Instructions for the task. Could you copy out every one of the entries below word for word?

Provided records.
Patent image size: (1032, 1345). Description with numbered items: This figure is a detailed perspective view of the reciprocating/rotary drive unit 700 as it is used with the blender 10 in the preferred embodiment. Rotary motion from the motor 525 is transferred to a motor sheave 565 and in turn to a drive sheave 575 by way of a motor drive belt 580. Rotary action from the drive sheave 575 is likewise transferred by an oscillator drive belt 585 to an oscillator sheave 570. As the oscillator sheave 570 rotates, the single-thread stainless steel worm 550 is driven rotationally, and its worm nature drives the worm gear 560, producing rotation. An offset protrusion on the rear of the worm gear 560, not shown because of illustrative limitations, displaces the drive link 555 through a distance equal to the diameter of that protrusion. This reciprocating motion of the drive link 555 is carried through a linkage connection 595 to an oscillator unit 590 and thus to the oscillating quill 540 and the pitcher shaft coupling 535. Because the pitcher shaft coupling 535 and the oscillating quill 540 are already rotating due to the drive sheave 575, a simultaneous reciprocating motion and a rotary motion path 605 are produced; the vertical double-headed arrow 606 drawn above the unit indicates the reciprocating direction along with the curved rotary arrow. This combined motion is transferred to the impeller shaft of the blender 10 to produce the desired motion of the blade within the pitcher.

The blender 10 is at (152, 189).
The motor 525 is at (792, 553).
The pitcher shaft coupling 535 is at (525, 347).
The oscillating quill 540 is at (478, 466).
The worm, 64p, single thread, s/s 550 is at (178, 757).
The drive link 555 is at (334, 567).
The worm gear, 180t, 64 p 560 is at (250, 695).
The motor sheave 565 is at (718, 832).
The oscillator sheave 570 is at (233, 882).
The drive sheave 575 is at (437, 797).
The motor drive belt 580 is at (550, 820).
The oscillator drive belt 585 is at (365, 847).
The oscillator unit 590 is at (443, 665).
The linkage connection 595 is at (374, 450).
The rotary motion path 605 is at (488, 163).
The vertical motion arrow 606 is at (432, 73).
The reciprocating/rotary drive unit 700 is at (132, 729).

Complete response.
Patent image size: (1032, 1345). Description with numbered items: This figure is a detailed perspective view of the reciprocating/rotary drive unit 700 as it is used with the blender 10 in the preferred embodiment. Rotary motion from the motor 525 is transferred to a motor sheave 565 and in turn to a drive sheave 575 by way of a motor drive belt 580. Rotary action from the drive sheave 575 is likewise transferred by an oscillator drive belt 585 to an oscillator sheave 570. As the oscillator sheave 570 rotates, the single-thread stainless steel worm 550 is driven rotationally, and its worm nature drives the worm gear 560, producing rotation. An offset protrusion on the rear of the worm gear 560, not shown because of illustrative limitations, displaces the drive link 555 through a distance equal to the diameter of that protrusion. This reciprocating motion of the drive link 555 is carried through a linkage connection 595 to an oscillator unit 590 and thus to the oscillating quill 540 and the pitcher shaft coupling 535. Because the pitcher shaft coupling 535 and the oscillating quill 540 are already rotating due to the drive sheave 575, a simultaneous reciprocating motion and a rotary motion path 605 are produced; the vertical double-headed arrow 606 drawn above the unit indicates the reciprocating direction along with the curved rotary arrow. This combined motion is transferred to the impeller shaft of the blender 10 to produce the desired motion of the blade within the pitcher.

The blender 10 is at (152, 189).
The motor 525 is at (792, 553).
The pitcher shaft coupling 535 is at (525, 347).
The oscillating quill 540 is at (478, 466).
The worm, 64p, single thread, s/s 550 is at (178, 757).
The drive link 555 is at (334, 567).
The worm gear, 180t, 64 p 560 is at (250, 695).
The motor sheave 565 is at (718, 832).
The oscillator sheave 570 is at (233, 882).
The drive sheave 575 is at (437, 797).
The motor drive belt 580 is at (550, 820).
The oscillator drive belt 585 is at (365, 847).
The oscillator unit 590 is at (443, 665).
The linkage connection 595 is at (374, 450).
The rotary motion path 605 is at (488, 163).
The vertical motion arrow 606 is at (432, 73).
The reciprocating/rotary drive unit 700 is at (132, 729).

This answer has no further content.